Box annotation data:
====
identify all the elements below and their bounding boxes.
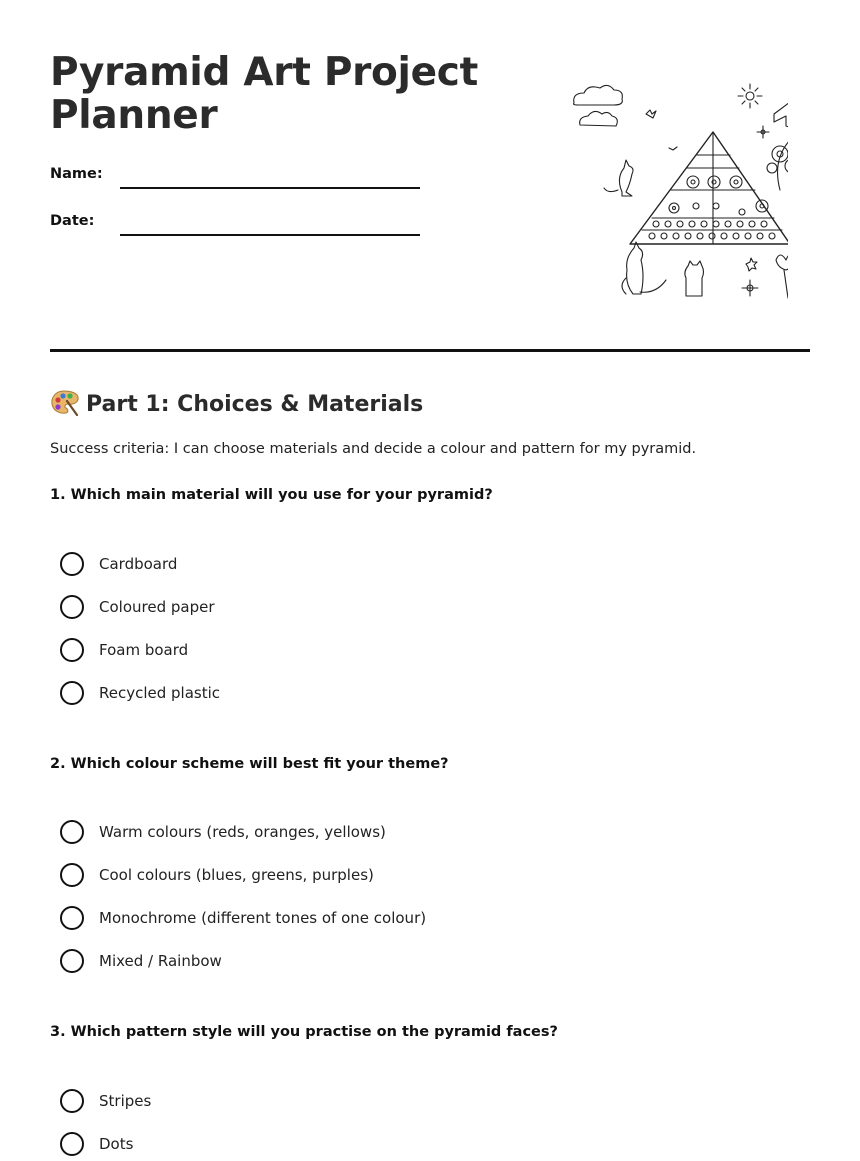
option-label: Cardboard: [99, 555, 178, 573]
question-2: 2. Which colour scheme will best fit your theme?: [50, 756, 449, 772]
question-1: 1. Which main material will you use for your pyramid?: [50, 487, 493, 503]
page-title: Pyramid Art Project Planner: [50, 50, 478, 138]
option-warm-colours[interactable]: [60, 819, 386, 845]
radio-button[interactable]: [60, 552, 84, 576]
success-criteria: Success criteria: I can choose materials and decide a colour and pattern for my pyramid.: [50, 441, 697, 457]
radio-button[interactable]: [60, 906, 84, 930]
radio-button[interactable]: [60, 863, 84, 887]
radio-button[interactable]: [60, 1089, 84, 1113]
date-field[interactable]: [120, 234, 420, 236]
question-3: 3. Which pattern style will you practise on the pyramid faces?: [50, 1024, 558, 1040]
pyramid-illustration: [566, 70, 788, 304]
option-recycled-plastic[interactable]: [60, 680, 220, 706]
header-divider: [50, 349, 810, 352]
name-field[interactable]: [120, 187, 420, 189]
name-label: Name:: [50, 166, 103, 182]
option-dots[interactable]: [60, 1131, 133, 1157]
section-heading-part-1: [50, 388, 423, 417]
radio-button[interactable]: [60, 1132, 84, 1156]
radio-button[interactable]: [60, 681, 84, 705]
radio-button[interactable]: [60, 638, 84, 662]
option-label: Stripes: [99, 1092, 152, 1110]
option-monochrome[interactable]: [60, 905, 426, 931]
option-coloured-paper[interactable]: [60, 594, 215, 620]
option-cardboard[interactable]: [60, 551, 177, 577]
radio-button[interactable]: [60, 820, 84, 844]
option-label: Monochrome (different tones of one colour): [99, 909, 427, 927]
option-label: Recycled plastic: [99, 684, 221, 702]
radio-button[interactable]: [60, 595, 84, 619]
date-label: Date:: [50, 213, 95, 229]
option-label: Cool colours (blues, greens, purples): [99, 866, 374, 884]
radio-button[interactable]: [60, 949, 84, 973]
option-stripes[interactable]: [60, 1088, 151, 1114]
section-heading-text: Part 1: Choices & Materials: [86, 392, 424, 417]
option-cool-colours[interactable]: [60, 862, 374, 888]
option-label: Coloured paper: [99, 598, 215, 616]
option-label: Warm colours (reds, oranges, yellows): [99, 823, 386, 841]
option-mixed-rainbow[interactable]: [60, 948, 222, 974]
artist-palette-icon: [50, 388, 80, 416]
option-label: Foam board: [99, 641, 189, 659]
option-label: Dots: [99, 1135, 134, 1153]
option-label: Mixed / Rainbow: [99, 952, 222, 970]
option-foam-board[interactable]: [60, 637, 188, 663]
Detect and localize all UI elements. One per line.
====
OBJECTIVE: Reproduce every one of the rows above verbatim, leaving out the picture.

ANSWER TO THIS TASK:
identify all the elements below and their bounding boxes.
option-label: Cardboard: [99, 555, 178, 573]
question-2: 2. Which colour scheme will best fit your theme?: [50, 756, 449, 772]
question-1: 1. Which main material will you use for your pyramid?: [50, 487, 493, 503]
page-title: Pyramid Art Project Planner: [50, 50, 478, 138]
option-warm-colours[interactable]: [60, 819, 386, 845]
radio-button[interactable]: [60, 552, 84, 576]
success-criteria: Success criteria: I can choose materials and decide a colour and pattern for my pyramid.: [50, 441, 697, 457]
radio-button[interactable]: [60, 906, 84, 930]
radio-button[interactable]: [60, 863, 84, 887]
radio-button[interactable]: [60, 1089, 84, 1113]
date-field[interactable]: [120, 234, 420, 236]
question-3: 3. Which pattern style will you practise on the pyramid faces?: [50, 1024, 558, 1040]
pyramid-illustration: [566, 70, 788, 304]
option-recycled-plastic[interactable]: [60, 680, 220, 706]
header-divider: [50, 349, 810, 352]
name-field[interactable]: [120, 187, 420, 189]
name-label: Name:: [50, 166, 103, 182]
option-dots[interactable]: [60, 1131, 133, 1157]
section-heading-part-1: [50, 388, 423, 417]
radio-button[interactable]: [60, 1132, 84, 1156]
radio-button[interactable]: [60, 681, 84, 705]
radio-button[interactable]: [60, 638, 84, 662]
option-label: Stripes: [99, 1092, 152, 1110]
option-monochrome[interactable]: [60, 905, 426, 931]
option-coloured-paper[interactable]: [60, 594, 215, 620]
option-cardboard[interactable]: [60, 551, 177, 577]
radio-button[interactable]: [60, 820, 84, 844]
option-label: Monochrome (different tones of one colour): [99, 909, 427, 927]
option-label: Recycled plastic: [99, 684, 221, 702]
radio-button[interactable]: [60, 595, 84, 619]
date-label: Date:: [50, 213, 95, 229]
option-label: Cool colours (blues, greens, purples): [99, 866, 374, 884]
radio-button[interactable]: [60, 949, 84, 973]
option-stripes[interactable]: [60, 1088, 151, 1114]
section-heading-text: Part 1: Choices & Materials: [86, 392, 424, 417]
option-cool-colours[interactable]: [60, 862, 374, 888]
option-label: Coloured paper: [99, 598, 215, 616]
option-label: Warm colours (reds, oranges, yellows): [99, 823, 386, 841]
option-mixed-rainbow[interactable]: [60, 948, 222, 974]
artist-palette-icon: [50, 388, 80, 416]
option-label: Foam board: [99, 641, 189, 659]
option-label: Dots: [99, 1135, 134, 1153]
option-label: Mixed / Rainbow: [99, 952, 222, 970]
option-foam-board[interactable]: [60, 637, 188, 663]
Detect and localize all UI elements. One per line.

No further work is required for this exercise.